_Supplied data_.
<<<<

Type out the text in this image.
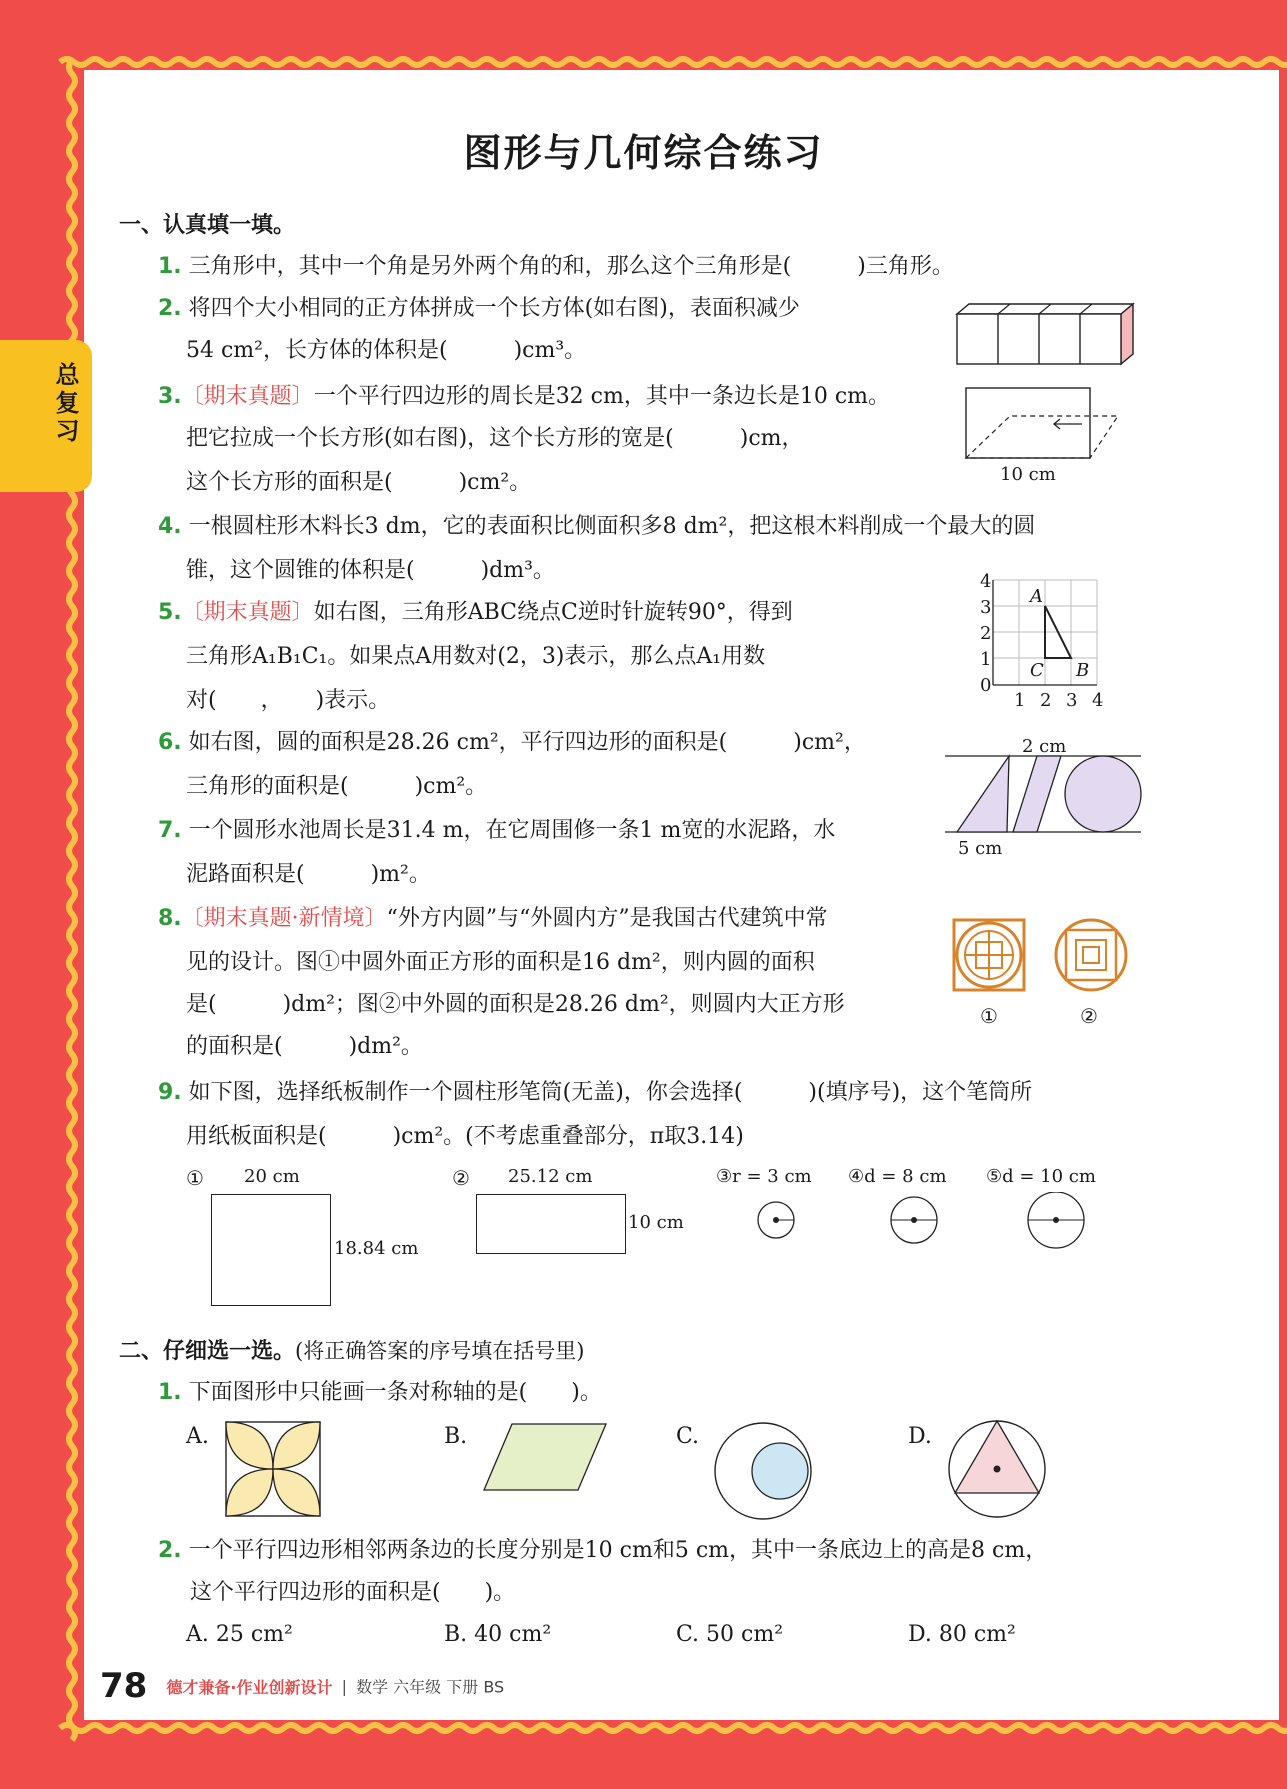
总复习
图形与几何综合练习
一、认真填一填。
1. 三角形中，其中一个角是另外两个角的和，那么这个三角形是(　　　)三角形。
2. 将四个大小相同的正方体拼成一个长方体(如右图)，表面积减少
54 cm²，长方体的体积是(　　　)cm³。
3.〔期末真题〕一个平行四边形的周长是32 cm，其中一条边长是10 cm。
把它拉成一个长方形(如右图)，这个长方形的宽是(　　　)cm，
这个长方形的面积是(　　　)cm²。	10 cm
4. 一根圆柱形木料长3 dm，它的表面积比侧面积多8 dm²，把这根木料削成一个最大的圆
锥，这个圆锥的体积是(　　　)dm³。
5.〔期末真题〕如右图，三角形ABC绕点C逆时针旋转90°，得到
三角形A₁B₁C₁。如果点A用数对(2，3)表示，那么点A₁用数
对(　　，　　)表示。
4
3
2
1
0
1 2 3 4
A
C B
6. 如右图，圆的面积是28.26 cm²，平行四边形的面积是(　　　)cm²，
三角形的面积是(　　　)cm²。
2 cm
5 cm
7. 一个圆形水池周长是31.4 m，在它周围修一条1 m宽的水泥路，水
泥路面积是(　　　)m²。
8.〔期末真题·新情境〕“外方内圆”与“外圆内方”是我国古代建筑中常
见的设计。图①中圆外面正方形的面积是16 dm²，则内圆的面积
是(　　　)dm²；图②中外圆的面积是28.26 dm²，则圆内大正方形
的面积是(　　　)dm²。
①	②
9. 如下图，选择纸板制作一个圆柱形笔筒(无盖)，你会选择(　　　)(填序号)，这个笔筒所
用纸板面积是(　　　)cm²。(不考虑重叠部分，π取3.14)
① 20 cm
18.84 cm
② 25.12 cm
10 cm
③r = 3 cm ④d = 8 cm ⑤d = 10 cm
二、仔细选一选。(将正确答案的序号填在括号里)
1. 下面图形中只能画一条对称轴的是(　　)。
A.	B.	C.	D.
2. 一个平行四边形相邻两条边的长度分别是10 cm和5 cm，其中一条底边上的高是8 cm，
这个平行四边形的面积是(　　)。
A. 25 cm²	B. 40 cm²	C. 50 cm²	D. 80 cm²
78 德才兼备·作业创新设计 | 数学 六年级 下册 BS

>>>>

_What the exercise asks_. Copy out the listing exactly as it stands, but not the pictures.

_Answer below_.
Type out the text in this image.
总复习
图形与几何综合练习
一、认真填一填。
1. 三角形中，其中一个角是另外两个角的和，那么这个三角形是(　　　)三角形。
2. 将四个大小相同的正方体拼成一个长方体(如右图)，表面积减少
54 cm²，长方体的体积是(　　　)cm³。
3.〔期末真题〕一个平行四边形的周长是32 cm，其中一条边长是10 cm。
把它拉成一个长方形(如右图)，这个长方形的宽是(　　　)cm，
这个长方形的面积是(　　　)cm²。	10 cm
4. 一根圆柱形木料长3 dm，它的表面积比侧面积多8 dm²，把这根木料削成一个最大的圆
锥，这个圆锥的体积是(　　　)dm³。
5.〔期末真题〕如右图，三角形ABC绕点C逆时针旋转90°，得到
三角形A₁B₁C₁。如果点A用数对(2，3)表示，那么点A₁用数
对(　　，　　)表示。
4
3
2
1
0
1 2 3 4
A
C B
6. 如右图，圆的面积是28.26 cm²，平行四边形的面积是(　　　)cm²，
三角形的面积是(　　　)cm²。
2 cm
5 cm
7. 一个圆形水池周长是31.4 m，在它周围修一条1 m宽的水泥路，水
泥路面积是(　　　)m²。
8.〔期末真题·新情境〕“外方内圆”与“外圆内方”是我国古代建筑中常
见的设计。图①中圆外面正方形的面积是16 dm²，则内圆的面积
是(　　　)dm²；图②中外圆的面积是28.26 dm²，则圆内大正方形
的面积是(　　　)dm²。
①	②
9. 如下图，选择纸板制作一个圆柱形笔筒(无盖)，你会选择(　　　)(填序号)，这个笔筒所
用纸板面积是(　　　)cm²。(不考虑重叠部分，π取3.14)
① 20 cm
18.84 cm
② 25.12 cm
10 cm
③r = 3 cm ④d = 8 cm ⑤d = 10 cm
二、仔细选一选。(将正确答案的序号填在括号里)
1. 下面图形中只能画一条对称轴的是(　　)。
A.	B.	C.	D.
2. 一个平行四边形相邻两条边的长度分别是10 cm和5 cm，其中一条底边上的高是8 cm，
这个平行四边形的面积是(　　)。
A. 25 cm²	B. 40 cm²	C. 50 cm²	D. 80 cm²
78 德才兼备·作业创新设计 | 数学 六年级 下册 BS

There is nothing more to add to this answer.